● What is needed: Copy out all lines where "color" appears.
— BEGIN Input records —
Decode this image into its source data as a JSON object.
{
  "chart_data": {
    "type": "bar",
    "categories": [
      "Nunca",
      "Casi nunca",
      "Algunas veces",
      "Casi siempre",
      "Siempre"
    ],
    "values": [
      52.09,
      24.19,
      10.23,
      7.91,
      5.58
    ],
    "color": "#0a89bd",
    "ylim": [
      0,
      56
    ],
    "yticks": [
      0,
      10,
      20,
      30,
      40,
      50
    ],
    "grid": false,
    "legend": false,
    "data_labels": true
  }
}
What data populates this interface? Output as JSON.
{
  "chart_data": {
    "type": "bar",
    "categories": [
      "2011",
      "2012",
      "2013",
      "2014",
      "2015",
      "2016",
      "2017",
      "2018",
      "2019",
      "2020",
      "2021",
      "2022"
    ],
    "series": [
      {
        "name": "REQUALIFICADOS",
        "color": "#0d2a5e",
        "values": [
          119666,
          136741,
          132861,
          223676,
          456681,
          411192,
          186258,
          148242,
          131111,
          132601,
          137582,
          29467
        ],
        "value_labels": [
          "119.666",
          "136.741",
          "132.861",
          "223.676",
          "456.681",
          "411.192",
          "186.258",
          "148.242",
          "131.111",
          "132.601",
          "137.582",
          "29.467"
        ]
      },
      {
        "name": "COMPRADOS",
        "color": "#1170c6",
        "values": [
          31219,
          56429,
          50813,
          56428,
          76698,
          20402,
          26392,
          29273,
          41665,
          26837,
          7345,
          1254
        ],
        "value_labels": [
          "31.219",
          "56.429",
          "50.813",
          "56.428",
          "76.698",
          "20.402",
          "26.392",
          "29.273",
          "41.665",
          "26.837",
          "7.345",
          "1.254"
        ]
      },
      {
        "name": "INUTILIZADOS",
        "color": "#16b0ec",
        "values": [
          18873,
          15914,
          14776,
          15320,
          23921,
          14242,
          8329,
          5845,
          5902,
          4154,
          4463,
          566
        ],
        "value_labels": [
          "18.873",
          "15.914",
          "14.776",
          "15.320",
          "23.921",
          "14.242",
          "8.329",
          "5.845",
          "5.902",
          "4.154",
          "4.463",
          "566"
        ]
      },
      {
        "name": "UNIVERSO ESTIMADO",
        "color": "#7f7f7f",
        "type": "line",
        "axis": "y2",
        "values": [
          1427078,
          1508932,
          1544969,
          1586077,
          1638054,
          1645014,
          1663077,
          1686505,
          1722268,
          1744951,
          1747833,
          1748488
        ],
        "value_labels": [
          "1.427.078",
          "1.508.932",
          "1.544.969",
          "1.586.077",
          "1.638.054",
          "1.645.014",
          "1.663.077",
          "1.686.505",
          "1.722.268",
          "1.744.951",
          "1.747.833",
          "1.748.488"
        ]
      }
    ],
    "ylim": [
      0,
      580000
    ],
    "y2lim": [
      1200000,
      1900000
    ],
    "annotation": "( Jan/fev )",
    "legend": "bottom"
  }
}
— END Input records —
● Result of this exercise:
    "color": "#0a89bd",
        "color": "#0d2a5e",
        "color": "#1170c6",
        "color": "#16b0ec",
        "color": "#7f7f7f",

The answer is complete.